* Alıştırma hedefi: ABD'nin yeni müttefik arayışını ve 15 Temmuz darbe girişimini ele alan yazıyı, son cümlesinin ardından gelecek kısımla sürdürün.

2014-15 yıllarında Orta Doğu’daki vekaleten savaşların terör örgütleri üzerinden Türkiye’ye taşınmasına çabalanır ve Ilımlı İslamcı FETÖ’ye, havuç yerine kullanılan ‘radikal’ IŞİD ve PYD gibi ‘seküler’ terör örgütleri üzerinden alan açılırken, ABD yeni savaş konseptine uygun yeni müttefikler de aramaktaydı. Nasıl ki, Soğuk Savaş döneminde ‘ateist’ ve ‘komünist’ Sovyetler’e karşı Müslümanlarla işbirliği yapmıştı, bu kez de ‘radikal’ ve ‘cihadçı’ Müslümanlar’a karşı Ruslarla işbirliği yapabilirdi. Suriye’de politik çözüm hususunda kurulan ABD-Rusya masaları, iki ülkenin dış işleri bakanlarının sıkı fıkı görüşmeleri, IŞİD’e karşı askeri işbirlikleri, istihbarat paylaşımları ve fiilen asla gerçekleşmeyen ateşkes kararları bu planın ilk adımlarıydı. Suriye’nin kuzeyine müdahale etmeyi planlayan Türkiye’yi, Rus uçağının düşürülmesiyle birlikte Rusya’yla düşman hale getirerek söz konusu planı perçinleme hamlesi de bunun bir parçasıydı. Mayıs’ta Rusya-Türkiye arasındaki ilişkilerin restore edilme sinyalleri vermeye başlaması can sıkıcıydı; ancak 15 Temmuz darbe girişimi başarılı olsaydı bütün mesele kökünden hallolacaktı.

* Veri kesiti:
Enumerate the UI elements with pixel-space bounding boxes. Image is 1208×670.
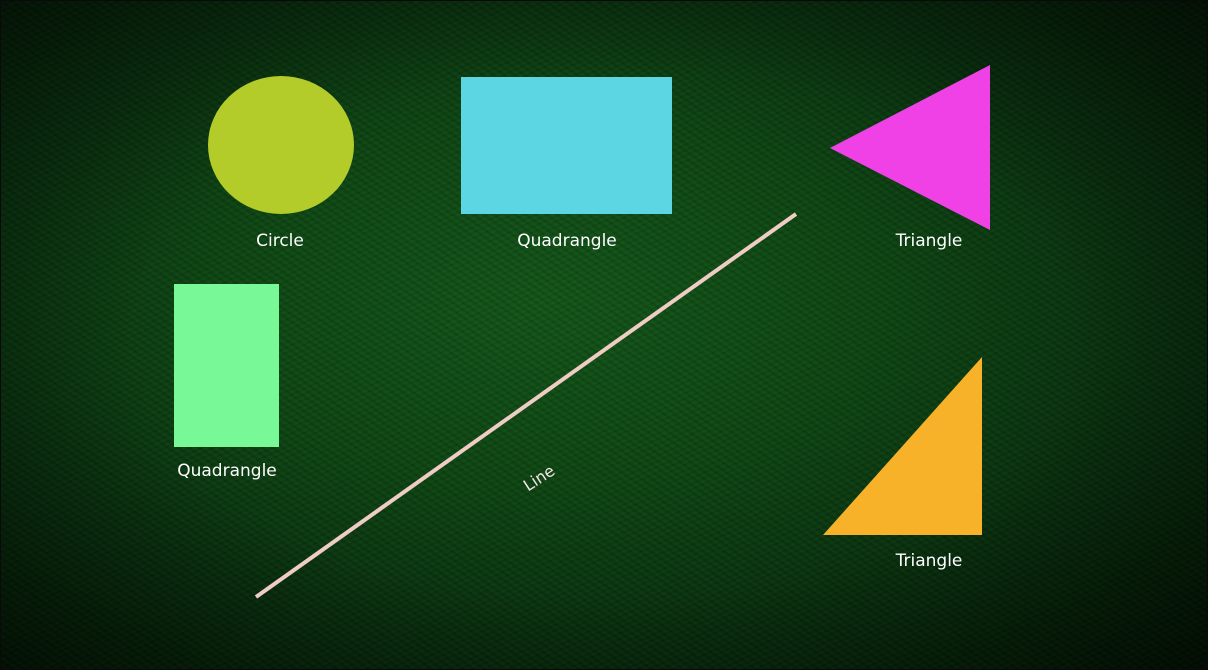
triangle-pink-shape[interactable] [830,65,990,230]
circle-shape[interactable] [208,76,354,214]
quadrangle-tall-shape[interactable] [174,284,279,447]
quadrangle-wide-label: Quadrangle [517,231,617,251]
quadrangle-tall-label: Quadrangle [177,461,277,481]
quadrangle-wide-shape[interactable] [461,77,672,214]
circle-label: Circle [256,231,304,251]
triangle-orange-shape[interactable] [823,357,982,535]
triangle-orange-label: Triangle [895,551,963,571]
line-shape[interactable] [254,212,798,599]
triangle-pink-label: Triangle [895,231,963,251]
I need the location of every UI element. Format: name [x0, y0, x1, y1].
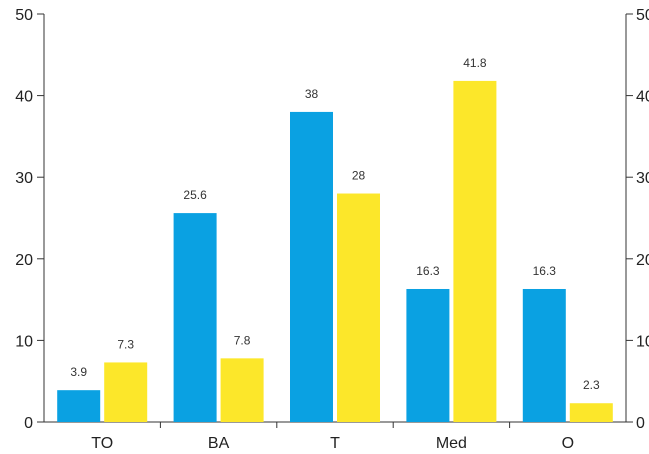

* Alıştırma cevabı:
Şükür ki başarılı olamadılar. Başarılı olamamalarının yanı sıra, Allah’ın bir lütfu, tüm gizli saklı planlar ortaya döküldü. Zira her şey herkesin gözü önünde yaşanmıştı. 15 Temmuz başarısız darbe girişimi, Rusya’yla düzelmeye başlayan ilişkilere ivme kazandırdı, bugün Suriye’de çözüm ve askeri işbirliği dahil bölgeye dair pek çok konu iki ülke arasında ilk defa umut verici biçimde tartışılıyor. Ve sanki, yıllar sonra ilk defa okyanus ötesinden bu toprakları dizayn eden süper gücün plan ve projelerine karşı, hiç beklemediği bir işbirliği ve bunun beraberinde çok kutuplu bir dünya ihtimali de doğuyor. 15 Temmuz’la beraber kartlar yeniden karıldı ve bu beklenmedik yeni durum, ABD’nin hiç ama hiç hoşuna gitmiyor.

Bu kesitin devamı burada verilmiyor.